◆ Supplied text:
Ignore parts of sass file for parsing

Question

I'm trying to get SASS to ignore part of my .scss code while parsing.

It's for a shopify theme that I'm making. My scss files are compiled into .css.liquid files so that I can put shopify's templating language liquid into the css too.

I want the compiled css.liquid to look like this:

.header--logo {
  background: url({{ 'header-logo.png' | asset_url }}) 0 0 no-repeat;
}

In LESS I used to do this:

.header--logo {
  background: ~"{{ 'header-logo.png' | asset_url }}" 0 0 no-repeat;
}

Does SASS also have an easy way to do the same?

Thanks!

Answer 1

Sass doesn't provide an escape-all-the-declaration feature.

◆ Data segment:
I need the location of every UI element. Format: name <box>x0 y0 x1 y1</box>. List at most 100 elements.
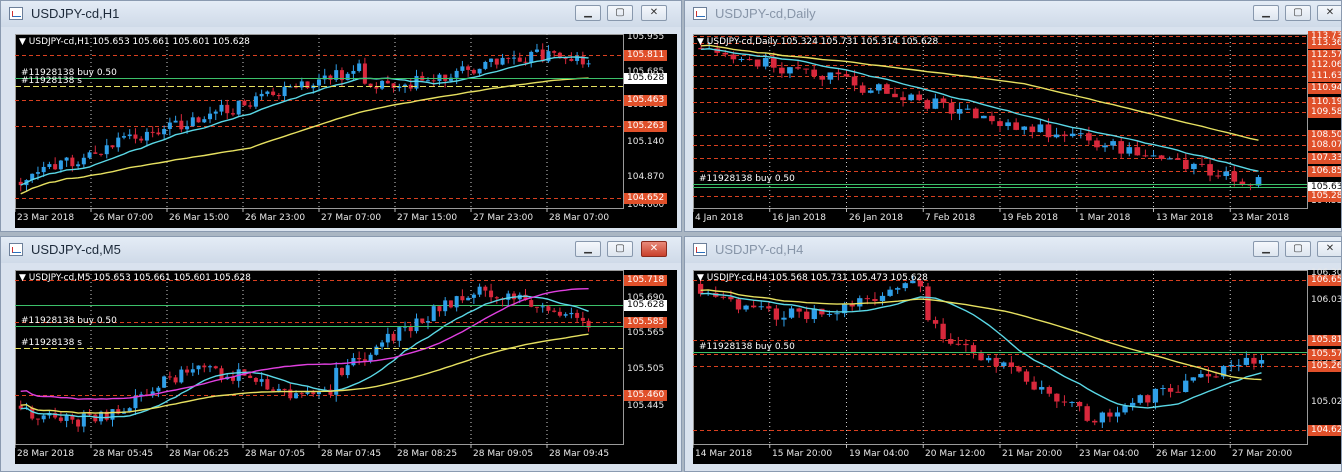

◆ Stated problem A:
List every stylesheet or templating language the SASS thread mentions, including any that appear only as a file type.
◆ Stated problem B:
Extract the passage of the SASS thread from "It's for a shopify" up to and including "the css too.", copied word for word.
Work only from the SASS thread; the listing plays no part.

◆ Written answer A:
SASS, SCSS, CSS, Liquid, LESS

◆ Written answer B:
It's for a shopify theme that I'm making. My scss files are compiled into .css.liquid files so that I can put shopify's templating language liquid into the css too.